**Problem to work on**
Return the rows exactly as they appear, beginning with the first row and ending after the row that contains "province-swatch [120,681,148,693]".

***

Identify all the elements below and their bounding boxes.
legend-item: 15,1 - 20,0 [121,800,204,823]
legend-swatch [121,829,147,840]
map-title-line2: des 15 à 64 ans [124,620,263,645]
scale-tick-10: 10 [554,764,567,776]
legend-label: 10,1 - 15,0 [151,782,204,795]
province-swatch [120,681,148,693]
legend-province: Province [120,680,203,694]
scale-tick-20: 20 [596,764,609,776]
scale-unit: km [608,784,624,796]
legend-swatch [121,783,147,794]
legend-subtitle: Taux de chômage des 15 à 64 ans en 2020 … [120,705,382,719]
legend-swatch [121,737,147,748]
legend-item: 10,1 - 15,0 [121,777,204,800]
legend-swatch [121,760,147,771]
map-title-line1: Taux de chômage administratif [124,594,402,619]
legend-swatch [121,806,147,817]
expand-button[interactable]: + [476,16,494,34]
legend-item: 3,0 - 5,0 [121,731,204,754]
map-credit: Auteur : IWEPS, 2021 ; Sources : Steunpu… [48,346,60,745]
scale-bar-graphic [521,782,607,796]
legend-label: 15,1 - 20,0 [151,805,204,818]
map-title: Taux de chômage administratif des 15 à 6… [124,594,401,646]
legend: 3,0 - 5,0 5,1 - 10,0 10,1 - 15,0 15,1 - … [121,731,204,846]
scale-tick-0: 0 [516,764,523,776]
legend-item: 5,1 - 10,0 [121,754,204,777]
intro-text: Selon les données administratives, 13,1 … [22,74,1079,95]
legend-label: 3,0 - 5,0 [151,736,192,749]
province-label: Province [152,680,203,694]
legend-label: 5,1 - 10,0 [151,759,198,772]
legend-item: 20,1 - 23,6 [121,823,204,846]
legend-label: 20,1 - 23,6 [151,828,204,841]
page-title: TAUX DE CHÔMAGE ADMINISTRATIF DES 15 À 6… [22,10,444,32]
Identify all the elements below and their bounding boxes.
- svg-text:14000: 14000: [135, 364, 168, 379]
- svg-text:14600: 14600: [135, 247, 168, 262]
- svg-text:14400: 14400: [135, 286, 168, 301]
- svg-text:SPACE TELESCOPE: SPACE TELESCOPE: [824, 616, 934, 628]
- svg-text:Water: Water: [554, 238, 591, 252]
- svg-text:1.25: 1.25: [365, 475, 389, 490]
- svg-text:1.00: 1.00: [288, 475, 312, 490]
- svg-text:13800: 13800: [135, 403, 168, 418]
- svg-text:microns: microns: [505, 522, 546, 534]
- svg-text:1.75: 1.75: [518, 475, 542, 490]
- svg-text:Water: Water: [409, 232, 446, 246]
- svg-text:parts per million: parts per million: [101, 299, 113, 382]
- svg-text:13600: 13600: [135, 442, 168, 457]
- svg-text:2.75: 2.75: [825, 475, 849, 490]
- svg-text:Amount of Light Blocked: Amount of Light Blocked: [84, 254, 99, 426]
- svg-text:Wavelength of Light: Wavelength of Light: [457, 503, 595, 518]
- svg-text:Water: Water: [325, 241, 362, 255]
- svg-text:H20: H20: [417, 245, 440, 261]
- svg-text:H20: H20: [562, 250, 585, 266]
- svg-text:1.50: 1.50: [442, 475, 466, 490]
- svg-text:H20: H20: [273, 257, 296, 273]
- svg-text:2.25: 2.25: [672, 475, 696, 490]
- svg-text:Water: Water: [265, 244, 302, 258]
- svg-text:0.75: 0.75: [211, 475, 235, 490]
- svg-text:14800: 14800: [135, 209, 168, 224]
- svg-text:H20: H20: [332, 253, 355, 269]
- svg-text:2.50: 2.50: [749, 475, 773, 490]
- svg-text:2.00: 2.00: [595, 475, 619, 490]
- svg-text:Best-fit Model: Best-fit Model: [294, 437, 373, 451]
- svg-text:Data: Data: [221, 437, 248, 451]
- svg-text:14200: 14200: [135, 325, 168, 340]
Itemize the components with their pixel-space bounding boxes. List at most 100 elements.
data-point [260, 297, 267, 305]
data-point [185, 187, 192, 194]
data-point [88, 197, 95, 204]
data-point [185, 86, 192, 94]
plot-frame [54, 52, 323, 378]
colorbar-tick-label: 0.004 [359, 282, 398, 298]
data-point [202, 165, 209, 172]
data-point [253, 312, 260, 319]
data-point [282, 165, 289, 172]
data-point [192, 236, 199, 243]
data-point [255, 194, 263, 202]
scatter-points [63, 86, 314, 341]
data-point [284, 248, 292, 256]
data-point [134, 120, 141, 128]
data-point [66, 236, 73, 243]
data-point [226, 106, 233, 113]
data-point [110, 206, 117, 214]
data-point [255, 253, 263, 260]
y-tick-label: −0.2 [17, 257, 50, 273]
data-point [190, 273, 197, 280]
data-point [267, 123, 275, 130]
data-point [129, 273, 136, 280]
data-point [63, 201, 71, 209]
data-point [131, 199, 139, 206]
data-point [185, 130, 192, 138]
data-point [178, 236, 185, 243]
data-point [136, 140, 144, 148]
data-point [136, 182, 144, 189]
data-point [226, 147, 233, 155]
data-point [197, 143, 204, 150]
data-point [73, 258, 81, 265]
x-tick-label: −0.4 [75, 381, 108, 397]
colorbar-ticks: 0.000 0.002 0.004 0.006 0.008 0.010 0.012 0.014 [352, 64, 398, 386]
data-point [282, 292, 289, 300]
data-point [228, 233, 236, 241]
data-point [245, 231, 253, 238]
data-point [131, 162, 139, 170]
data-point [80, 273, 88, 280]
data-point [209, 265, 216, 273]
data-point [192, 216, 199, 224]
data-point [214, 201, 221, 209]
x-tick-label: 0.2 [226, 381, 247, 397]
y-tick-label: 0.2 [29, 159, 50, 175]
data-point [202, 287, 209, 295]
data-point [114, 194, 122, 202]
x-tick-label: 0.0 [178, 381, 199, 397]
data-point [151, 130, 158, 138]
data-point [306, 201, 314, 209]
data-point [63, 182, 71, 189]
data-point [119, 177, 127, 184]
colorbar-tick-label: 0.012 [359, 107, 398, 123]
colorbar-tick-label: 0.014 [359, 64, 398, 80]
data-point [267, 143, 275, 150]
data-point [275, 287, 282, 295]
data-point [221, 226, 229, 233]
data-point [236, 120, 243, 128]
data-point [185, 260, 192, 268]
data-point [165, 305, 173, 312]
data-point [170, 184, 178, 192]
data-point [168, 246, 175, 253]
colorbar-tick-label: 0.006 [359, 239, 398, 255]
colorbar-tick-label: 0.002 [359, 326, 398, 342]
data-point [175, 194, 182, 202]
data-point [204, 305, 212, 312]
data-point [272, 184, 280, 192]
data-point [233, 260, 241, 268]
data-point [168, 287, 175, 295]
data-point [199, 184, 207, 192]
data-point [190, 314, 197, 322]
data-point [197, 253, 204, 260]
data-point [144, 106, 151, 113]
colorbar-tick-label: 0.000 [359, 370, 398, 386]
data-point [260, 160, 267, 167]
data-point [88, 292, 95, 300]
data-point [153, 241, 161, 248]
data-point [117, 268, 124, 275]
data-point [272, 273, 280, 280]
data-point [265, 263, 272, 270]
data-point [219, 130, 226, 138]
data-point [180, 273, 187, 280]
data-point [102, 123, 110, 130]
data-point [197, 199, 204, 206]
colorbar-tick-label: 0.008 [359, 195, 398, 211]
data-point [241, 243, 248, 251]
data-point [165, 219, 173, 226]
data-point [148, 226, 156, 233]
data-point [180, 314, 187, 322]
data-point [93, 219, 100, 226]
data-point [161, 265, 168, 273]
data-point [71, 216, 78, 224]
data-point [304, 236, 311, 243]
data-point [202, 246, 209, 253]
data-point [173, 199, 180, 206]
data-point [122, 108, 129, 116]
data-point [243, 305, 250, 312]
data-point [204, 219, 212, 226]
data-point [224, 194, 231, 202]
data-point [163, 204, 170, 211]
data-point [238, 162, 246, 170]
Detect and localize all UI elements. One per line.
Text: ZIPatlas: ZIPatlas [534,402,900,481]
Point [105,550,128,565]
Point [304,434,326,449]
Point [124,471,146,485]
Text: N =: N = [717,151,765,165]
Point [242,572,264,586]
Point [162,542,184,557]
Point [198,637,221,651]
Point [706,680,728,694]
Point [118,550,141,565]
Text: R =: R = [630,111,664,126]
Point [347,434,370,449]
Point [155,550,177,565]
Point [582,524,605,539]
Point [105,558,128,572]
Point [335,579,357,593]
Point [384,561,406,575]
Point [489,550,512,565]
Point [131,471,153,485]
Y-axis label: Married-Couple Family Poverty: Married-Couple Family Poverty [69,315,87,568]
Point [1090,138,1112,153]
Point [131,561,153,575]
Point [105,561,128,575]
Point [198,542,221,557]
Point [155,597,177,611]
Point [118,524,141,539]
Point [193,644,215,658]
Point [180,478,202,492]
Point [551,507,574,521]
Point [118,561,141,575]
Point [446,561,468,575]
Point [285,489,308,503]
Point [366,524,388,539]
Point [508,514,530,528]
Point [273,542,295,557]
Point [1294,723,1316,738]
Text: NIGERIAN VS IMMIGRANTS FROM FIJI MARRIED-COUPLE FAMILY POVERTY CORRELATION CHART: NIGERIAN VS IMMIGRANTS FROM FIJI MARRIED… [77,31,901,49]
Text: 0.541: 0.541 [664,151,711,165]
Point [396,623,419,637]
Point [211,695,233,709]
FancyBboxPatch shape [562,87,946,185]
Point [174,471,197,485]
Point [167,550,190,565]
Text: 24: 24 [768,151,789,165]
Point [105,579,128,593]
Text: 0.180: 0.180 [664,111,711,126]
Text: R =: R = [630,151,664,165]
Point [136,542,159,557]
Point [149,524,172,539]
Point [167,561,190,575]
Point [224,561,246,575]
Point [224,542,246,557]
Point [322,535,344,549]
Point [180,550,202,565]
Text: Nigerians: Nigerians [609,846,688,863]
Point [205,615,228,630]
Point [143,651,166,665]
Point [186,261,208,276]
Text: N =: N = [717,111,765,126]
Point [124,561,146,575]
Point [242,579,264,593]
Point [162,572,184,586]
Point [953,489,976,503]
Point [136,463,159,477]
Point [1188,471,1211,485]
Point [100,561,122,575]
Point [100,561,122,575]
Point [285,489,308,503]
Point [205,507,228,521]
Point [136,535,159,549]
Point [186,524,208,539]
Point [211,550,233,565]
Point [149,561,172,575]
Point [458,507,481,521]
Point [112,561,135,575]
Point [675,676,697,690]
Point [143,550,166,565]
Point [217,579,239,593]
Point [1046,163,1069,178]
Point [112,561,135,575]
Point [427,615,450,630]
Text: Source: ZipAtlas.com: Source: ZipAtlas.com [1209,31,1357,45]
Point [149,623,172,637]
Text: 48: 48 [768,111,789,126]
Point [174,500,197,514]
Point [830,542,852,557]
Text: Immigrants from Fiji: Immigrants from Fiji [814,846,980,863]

***

**Task response**
Identify all the elements below and their bounding boxes.
legend-item: 15,1 - 20,0 [121,800,204,823]
legend-swatch [121,829,147,840]
map-title-line2: des 15 à 64 ans [124,620,263,645]
scale-tick-10: 10 [554,764,567,776]
legend-label: 10,1 - 15,0 [151,782,204,795]
province-swatch [120,681,148,693]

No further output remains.